─── MATERIAL FOR THE TASK ───
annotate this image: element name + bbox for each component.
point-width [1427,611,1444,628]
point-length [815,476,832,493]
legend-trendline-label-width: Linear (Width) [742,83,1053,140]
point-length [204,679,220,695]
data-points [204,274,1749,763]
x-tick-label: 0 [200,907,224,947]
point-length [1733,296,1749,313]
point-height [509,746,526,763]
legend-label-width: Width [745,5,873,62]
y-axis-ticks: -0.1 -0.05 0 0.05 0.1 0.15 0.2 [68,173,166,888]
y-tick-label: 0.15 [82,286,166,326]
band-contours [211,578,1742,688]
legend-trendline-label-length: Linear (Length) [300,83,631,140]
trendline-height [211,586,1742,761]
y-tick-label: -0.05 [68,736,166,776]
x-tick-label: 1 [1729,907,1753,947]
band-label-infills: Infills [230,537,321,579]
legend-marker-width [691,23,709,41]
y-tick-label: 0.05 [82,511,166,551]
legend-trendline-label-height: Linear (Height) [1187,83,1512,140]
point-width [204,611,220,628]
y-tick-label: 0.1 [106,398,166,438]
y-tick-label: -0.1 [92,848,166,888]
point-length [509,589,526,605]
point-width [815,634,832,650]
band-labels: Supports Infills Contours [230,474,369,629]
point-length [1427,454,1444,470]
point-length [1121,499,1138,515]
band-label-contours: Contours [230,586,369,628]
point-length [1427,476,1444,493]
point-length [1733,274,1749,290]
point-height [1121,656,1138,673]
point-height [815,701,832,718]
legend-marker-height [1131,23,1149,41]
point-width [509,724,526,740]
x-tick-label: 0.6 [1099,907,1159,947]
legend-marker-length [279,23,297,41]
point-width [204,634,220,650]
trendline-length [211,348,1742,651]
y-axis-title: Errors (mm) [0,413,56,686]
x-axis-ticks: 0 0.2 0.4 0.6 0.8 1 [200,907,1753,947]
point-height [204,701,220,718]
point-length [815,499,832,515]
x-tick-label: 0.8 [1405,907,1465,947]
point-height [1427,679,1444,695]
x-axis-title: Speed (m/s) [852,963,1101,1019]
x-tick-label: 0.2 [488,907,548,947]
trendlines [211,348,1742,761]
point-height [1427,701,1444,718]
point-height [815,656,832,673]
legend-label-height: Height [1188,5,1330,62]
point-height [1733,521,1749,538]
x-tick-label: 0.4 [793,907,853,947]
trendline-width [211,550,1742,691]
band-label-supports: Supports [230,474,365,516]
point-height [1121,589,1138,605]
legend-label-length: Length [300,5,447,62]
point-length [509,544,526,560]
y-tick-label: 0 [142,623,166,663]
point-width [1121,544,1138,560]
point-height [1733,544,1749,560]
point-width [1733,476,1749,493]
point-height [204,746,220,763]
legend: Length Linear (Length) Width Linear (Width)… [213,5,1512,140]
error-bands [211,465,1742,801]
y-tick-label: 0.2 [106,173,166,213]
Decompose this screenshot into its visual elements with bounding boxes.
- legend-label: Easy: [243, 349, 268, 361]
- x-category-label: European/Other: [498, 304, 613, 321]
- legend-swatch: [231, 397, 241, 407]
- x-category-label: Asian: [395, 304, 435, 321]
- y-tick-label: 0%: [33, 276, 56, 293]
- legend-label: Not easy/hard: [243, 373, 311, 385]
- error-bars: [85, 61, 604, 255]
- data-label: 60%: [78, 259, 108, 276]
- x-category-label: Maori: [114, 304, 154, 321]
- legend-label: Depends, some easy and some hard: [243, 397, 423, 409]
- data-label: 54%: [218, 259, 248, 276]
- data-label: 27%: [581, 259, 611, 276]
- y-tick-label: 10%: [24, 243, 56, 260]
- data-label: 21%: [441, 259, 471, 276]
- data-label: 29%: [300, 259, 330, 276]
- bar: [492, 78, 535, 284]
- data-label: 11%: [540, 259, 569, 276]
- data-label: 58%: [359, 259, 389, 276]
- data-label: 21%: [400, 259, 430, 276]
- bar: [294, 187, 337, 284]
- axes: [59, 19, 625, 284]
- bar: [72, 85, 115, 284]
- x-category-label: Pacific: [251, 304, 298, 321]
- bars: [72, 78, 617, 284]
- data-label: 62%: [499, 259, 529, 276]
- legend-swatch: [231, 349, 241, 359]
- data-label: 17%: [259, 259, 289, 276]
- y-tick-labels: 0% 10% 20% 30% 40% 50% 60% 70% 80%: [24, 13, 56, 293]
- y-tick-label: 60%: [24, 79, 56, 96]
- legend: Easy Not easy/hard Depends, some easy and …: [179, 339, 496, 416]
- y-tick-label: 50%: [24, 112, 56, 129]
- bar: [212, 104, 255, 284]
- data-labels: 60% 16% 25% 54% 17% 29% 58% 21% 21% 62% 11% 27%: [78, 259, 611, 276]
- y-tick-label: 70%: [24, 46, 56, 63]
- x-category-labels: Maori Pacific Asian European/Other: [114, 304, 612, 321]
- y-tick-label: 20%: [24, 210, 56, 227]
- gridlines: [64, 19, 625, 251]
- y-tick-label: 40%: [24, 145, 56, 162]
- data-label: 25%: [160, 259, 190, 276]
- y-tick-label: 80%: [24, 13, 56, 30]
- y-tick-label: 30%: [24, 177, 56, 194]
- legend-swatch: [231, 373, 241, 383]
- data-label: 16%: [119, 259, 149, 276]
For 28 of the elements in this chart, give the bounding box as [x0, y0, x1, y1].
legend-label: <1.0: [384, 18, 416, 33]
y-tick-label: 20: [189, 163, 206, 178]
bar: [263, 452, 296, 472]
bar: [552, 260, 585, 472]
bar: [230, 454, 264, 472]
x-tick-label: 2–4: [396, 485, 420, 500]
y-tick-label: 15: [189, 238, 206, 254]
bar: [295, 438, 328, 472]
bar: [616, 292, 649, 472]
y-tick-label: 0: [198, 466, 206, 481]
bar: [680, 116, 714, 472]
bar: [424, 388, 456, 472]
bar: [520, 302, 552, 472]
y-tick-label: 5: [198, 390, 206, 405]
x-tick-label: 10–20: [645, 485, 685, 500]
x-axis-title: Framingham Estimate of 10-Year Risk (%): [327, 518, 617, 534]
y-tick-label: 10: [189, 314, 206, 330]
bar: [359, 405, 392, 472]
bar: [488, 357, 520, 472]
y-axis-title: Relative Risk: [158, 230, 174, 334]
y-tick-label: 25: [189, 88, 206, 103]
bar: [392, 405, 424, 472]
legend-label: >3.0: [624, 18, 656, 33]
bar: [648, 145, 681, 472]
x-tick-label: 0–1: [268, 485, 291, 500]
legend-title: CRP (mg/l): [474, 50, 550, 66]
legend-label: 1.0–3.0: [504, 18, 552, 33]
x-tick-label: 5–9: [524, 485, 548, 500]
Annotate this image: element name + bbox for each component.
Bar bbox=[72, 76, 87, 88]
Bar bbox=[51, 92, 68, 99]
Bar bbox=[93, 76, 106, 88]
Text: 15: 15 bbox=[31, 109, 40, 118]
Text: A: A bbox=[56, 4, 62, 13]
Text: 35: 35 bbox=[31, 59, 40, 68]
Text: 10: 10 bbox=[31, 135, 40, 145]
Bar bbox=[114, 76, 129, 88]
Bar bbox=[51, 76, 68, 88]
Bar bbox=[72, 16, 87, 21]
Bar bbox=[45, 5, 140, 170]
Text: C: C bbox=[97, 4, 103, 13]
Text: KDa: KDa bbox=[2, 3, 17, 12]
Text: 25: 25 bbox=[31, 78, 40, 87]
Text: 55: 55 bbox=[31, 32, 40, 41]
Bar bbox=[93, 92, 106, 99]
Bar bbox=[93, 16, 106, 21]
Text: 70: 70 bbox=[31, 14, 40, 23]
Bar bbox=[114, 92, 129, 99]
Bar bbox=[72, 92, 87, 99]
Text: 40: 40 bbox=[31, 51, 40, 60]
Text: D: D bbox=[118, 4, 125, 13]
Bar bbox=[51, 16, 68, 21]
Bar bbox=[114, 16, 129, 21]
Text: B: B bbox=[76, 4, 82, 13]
───
» WHAT IS NEEDED: Return, unchanged, every line of the entries from the first one through the line containing "band-contours [211,578,1742,688]", including that line.

» RESPONSE:
annotate this image: element name + bbox for each component.
point-width [1427,611,1444,628]
point-length [815,476,832,493]
legend-trendline-label-width: Linear (Width) [742,83,1053,140]
point-length [204,679,220,695]
data-points [204,274,1749,763]
x-tick-label: 0 [200,907,224,947]
point-length [1733,296,1749,313]
point-height [509,746,526,763]
legend-label-width: Width [745,5,873,62]
y-axis-ticks: -0.1 -0.05 0 0.05 0.1 0.15 0.2 [68,173,166,888]
y-tick-label: 0.15 [82,286,166,326]
band-contours [211,578,1742,688]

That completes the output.